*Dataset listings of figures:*

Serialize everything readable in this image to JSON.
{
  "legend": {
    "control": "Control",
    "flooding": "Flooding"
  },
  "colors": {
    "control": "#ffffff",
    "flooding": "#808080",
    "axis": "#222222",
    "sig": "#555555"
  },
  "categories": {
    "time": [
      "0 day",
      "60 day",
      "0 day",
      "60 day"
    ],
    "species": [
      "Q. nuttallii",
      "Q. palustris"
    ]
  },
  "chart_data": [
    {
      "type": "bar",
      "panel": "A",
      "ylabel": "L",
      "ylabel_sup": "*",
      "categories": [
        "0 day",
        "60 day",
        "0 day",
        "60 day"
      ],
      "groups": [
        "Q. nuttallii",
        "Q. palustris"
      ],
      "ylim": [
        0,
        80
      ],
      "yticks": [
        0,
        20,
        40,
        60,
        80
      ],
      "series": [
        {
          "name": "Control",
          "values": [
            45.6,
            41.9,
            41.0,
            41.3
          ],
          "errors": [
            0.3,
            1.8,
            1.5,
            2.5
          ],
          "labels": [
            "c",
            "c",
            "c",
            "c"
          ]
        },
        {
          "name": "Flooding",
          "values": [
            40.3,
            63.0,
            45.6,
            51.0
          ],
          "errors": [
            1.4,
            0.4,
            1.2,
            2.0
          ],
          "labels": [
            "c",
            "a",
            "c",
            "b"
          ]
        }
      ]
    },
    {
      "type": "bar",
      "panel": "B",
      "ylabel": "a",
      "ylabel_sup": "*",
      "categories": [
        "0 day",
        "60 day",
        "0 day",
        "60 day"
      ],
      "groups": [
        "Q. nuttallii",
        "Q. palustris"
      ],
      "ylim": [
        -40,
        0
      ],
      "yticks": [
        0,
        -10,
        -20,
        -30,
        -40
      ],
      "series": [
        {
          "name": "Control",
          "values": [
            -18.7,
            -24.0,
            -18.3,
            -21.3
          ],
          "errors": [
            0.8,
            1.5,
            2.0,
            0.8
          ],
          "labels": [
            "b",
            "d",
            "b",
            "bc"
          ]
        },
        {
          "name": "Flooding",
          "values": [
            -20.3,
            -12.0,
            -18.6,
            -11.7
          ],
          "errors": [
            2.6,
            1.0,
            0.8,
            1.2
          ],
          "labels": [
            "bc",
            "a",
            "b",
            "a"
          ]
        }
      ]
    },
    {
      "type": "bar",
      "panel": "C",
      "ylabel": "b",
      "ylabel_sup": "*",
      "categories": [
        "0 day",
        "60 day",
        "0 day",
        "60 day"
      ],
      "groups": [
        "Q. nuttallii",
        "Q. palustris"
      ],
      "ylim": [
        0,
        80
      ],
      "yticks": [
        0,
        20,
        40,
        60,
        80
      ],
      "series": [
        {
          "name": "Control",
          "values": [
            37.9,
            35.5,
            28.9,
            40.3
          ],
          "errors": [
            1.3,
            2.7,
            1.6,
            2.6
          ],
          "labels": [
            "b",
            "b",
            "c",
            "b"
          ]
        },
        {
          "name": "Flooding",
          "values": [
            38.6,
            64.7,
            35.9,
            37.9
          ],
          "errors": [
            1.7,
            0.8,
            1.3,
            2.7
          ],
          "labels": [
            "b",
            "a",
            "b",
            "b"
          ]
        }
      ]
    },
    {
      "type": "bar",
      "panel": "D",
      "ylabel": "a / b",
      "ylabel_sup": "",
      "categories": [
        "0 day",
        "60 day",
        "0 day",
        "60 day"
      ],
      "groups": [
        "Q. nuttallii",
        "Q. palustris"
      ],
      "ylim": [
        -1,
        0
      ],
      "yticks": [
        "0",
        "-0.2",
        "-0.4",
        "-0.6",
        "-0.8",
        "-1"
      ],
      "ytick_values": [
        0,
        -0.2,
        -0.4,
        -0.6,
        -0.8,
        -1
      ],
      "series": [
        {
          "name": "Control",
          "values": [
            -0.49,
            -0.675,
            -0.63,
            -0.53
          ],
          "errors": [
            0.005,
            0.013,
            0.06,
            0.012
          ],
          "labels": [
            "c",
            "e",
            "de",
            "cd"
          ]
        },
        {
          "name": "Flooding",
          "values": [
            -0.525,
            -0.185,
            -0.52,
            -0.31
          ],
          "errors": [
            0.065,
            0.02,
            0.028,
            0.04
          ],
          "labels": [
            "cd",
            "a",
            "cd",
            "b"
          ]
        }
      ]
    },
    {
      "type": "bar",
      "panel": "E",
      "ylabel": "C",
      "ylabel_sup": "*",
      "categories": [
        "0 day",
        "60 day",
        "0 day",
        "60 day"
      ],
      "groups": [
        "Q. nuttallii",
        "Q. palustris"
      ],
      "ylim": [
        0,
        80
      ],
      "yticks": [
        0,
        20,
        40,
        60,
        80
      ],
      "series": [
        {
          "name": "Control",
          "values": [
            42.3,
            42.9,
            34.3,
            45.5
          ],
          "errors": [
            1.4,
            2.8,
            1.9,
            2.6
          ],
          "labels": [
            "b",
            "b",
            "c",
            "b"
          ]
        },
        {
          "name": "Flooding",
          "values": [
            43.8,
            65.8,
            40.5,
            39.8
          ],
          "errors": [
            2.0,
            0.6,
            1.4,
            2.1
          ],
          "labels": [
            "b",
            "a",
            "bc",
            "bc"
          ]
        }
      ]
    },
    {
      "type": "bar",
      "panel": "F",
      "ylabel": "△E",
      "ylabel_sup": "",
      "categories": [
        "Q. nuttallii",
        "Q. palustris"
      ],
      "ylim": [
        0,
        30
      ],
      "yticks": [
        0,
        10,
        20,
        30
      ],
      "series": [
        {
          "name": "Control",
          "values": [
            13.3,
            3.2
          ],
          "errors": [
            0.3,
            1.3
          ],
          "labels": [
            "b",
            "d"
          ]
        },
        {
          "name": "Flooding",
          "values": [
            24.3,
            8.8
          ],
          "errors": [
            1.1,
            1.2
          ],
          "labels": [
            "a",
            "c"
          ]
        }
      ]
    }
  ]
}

*WHAT IS ASKED:*
Quote the data in full, keeping each word unchanged.

*OUTPUT OF THE TASK:*
Serialize everything readable in this image to JSON.
{
  "legend": {
    "control": "Control",
    "flooding": "Flooding"
  },
  "colors": {
    "control": "#ffffff",
    "flooding": "#808080",
    "axis": "#222222",
    "sig": "#555555"
  },
  "categories": {
    "time": [
      "0 day",
      "60 day",
      "0 day",
      "60 day"
    ],
    "species": [
      "Q. nuttallii",
      "Q. palustris"
    ]
  },
  "chart_data": [
    {
      "type": "bar",
      "panel": "A",
      "ylabel": "L",
      "ylabel_sup": "*",
      "categories": [
        "0 day",
        "60 day",
        "0 day",
        "60 day"
      ],
      "groups": [
        "Q. nuttallii",
        "Q. palustris"
      ],
      "ylim": [
        0,
        80
      ],
      "yticks": [
        0,
        20,
        40,
        60,
        80
      ],
      "series": [
        {
          "name": "Control",
          "values": [
            45.6,
            41.9,
            41.0,
            41.3
          ],
          "errors": [
            0.3,
            1.8,
            1.5,
            2.5
          ],
          "labels": [
            "c",
            "c",
            "c",
            "c"
          ]
        },
        {
          "name": "Flooding",
          "values": [
            40.3,
            63.0,
            45.6,
            51.0
          ],
          "errors": [
            1.4,
            0.4,
            1.2,
            2.0
          ],
          "labels": [
            "c",
            "a",
            "c",
            "b"
          ]
        }
      ]
    },
    {
      "type": "bar",
      "panel": "B",
      "ylabel": "a",
      "ylabel_sup": "*",
      "categories": [
        "0 day",
        "60 day",
        "0 day",
        "60 day"
      ],
      "groups": [
        "Q. nuttallii",
        "Q. palustris"
      ],
      "ylim": [
        -40,
        0
      ],
      "yticks": [
        0,
        -10,
        -20,
        -30,
        -40
      ],
      "series": [
        {
          "name": "Control",
          "values": [
            -18.7,
            -24.0,
            -18.3,
            -21.3
          ],
          "errors": [
            0.8,
            1.5,
            2.0,
            0.8
          ],
          "labels": [
            "b",
            "d",
            "b",
            "bc"
          ]
        },
        {
          "name": "Flooding",
          "values": [
            -20.3,
            -12.0,
            -18.6,
            -11.7
          ],
          "errors": [
            2.6,
            1.0,
            0.8,
            1.2
          ],
          "labels": [
            "bc",
            "a",
            "b",
            "a"
          ]
        }
      ]
    },
    {
      "type": "bar",
      "panel": "C",
      "ylabel": "b",
      "ylabel_sup": "*",
      "categories": [
        "0 day",
        "60 day",
        "0 day",
        "60 day"
      ],
      "groups": [
        "Q. nuttallii",
        "Q. palustris"
      ],
      "ylim": [
        0,
        80
      ],
      "yticks": [
        0,
        20,
        40,
        60,
        80
      ],
      "series": [
        {
          "name": "Control",
          "values": [
            37.9,
            35.5,
            28.9,
            40.3
          ],
          "errors": [
            1.3,
            2.7,
            1.6,
            2.6
          ],
          "labels": [
            "b",
            "b",
            "c",
            "b"
          ]
        },
        {
          "name": "Flooding",
          "values": [
            38.6,
            64.7,
            35.9,
            37.9
          ],
          "errors": [
            1.7,
            0.8,
            1.3,
            2.7
          ],
          "labels": [
            "b",
            "a",
            "b",
            "b"
          ]
        }
      ]
    },
    {
      "type": "bar",
      "panel": "D",
      "ylabel": "a / b",
      "ylabel_sup": "",
      "categories": [
        "0 day",
        "60 day",
        "0 day",
        "60 day"
      ],
      "groups": [
        "Q. nuttallii",
        "Q. palustris"
      ],
      "ylim": [
        -1,
        0
      ],
      "yticks": [
        "0",
        "-0.2",
        "-0.4",
        "-0.6",
        "-0.8",
        "-1"
      ],
      "ytick_values": [
        0,
        -0.2,
        -0.4,
        -0.6,
        -0.8,
        -1
      ],
      "series": [
        {
          "name": "Control",
          "values": [
            -0.49,
            -0.675,
            -0.63,
            -0.53
          ],
          "errors": [
            0.005,
            0.013,
            0.06,
            0.012
          ],
          "labels": [
            "c",
            "e",
            "de",
            "cd"
          ]
        },
        {
          "name": "Flooding",
          "values": [
            -0.525,
            -0.185,
            -0.52,
            -0.31
          ],
          "errors": [
            0.065,
            0.02,
            0.028,
            0.04
          ],
          "labels": [
            "cd",
            "a",
            "cd",
            "b"
          ]
        }
      ]
    },
    {
      "type": "bar",
      "panel": "E",
      "ylabel": "C",
      "ylabel_sup": "*",
      "categories": [
        "0 day",
        "60 day",
        "0 day",
        "60 day"
      ],
      "groups": [
        "Q. nuttallii",
        "Q. palustris"
      ],
      "ylim": [
        0,
        80
      ],
      "yticks": [
        0,
        20,
        40,
        60,
        80
      ],
      "series": [
        {
          "name": "Control",
          "values": [
            42.3,
            42.9,
            34.3,
            45.5
          ],
          "errors": [
            1.4,
            2.8,
            1.9,
            2.6
          ],
          "labels": [
            "b",
            "b",
            "c",
            "b"
          ]
        },
        {
          "name": "Flooding",
          "values": [
            43.8,
            65.8,
            40.5,
            39.8
          ],
          "errors": [
            2.0,
            0.6,
            1.4,
            2.1
          ],
          "labels": [
            "b",
            "a",
            "bc",
            "bc"
          ]
        }
      ]
    },
    {
      "type": "bar",
      "panel": "F",
      "ylabel": "△E",
      "ylabel_sup": "",
      "categories": [
        "Q. nuttallii",
        "Q. palustris"
      ],
      "ylim": [
        0,
        30
      ],
      "yticks": [
        0,
        10,
        20,
        30
      ],
      "series": [
        {
          "name": "Control",
          "values": [
            13.3,
            3.2
          ],
          "errors": [
            0.3,
            1.3
          ],
          "labels": [
            "b",
            "d"
          ]
        },
        {
          "name": "Flooding",
          "values": [
            24.3,
            8.8
          ],
          "errors": [
            1.1,
            1.2
          ],
          "labels": [
            "a",
            "c"
          ]
        }
      ]
    }
  ]
}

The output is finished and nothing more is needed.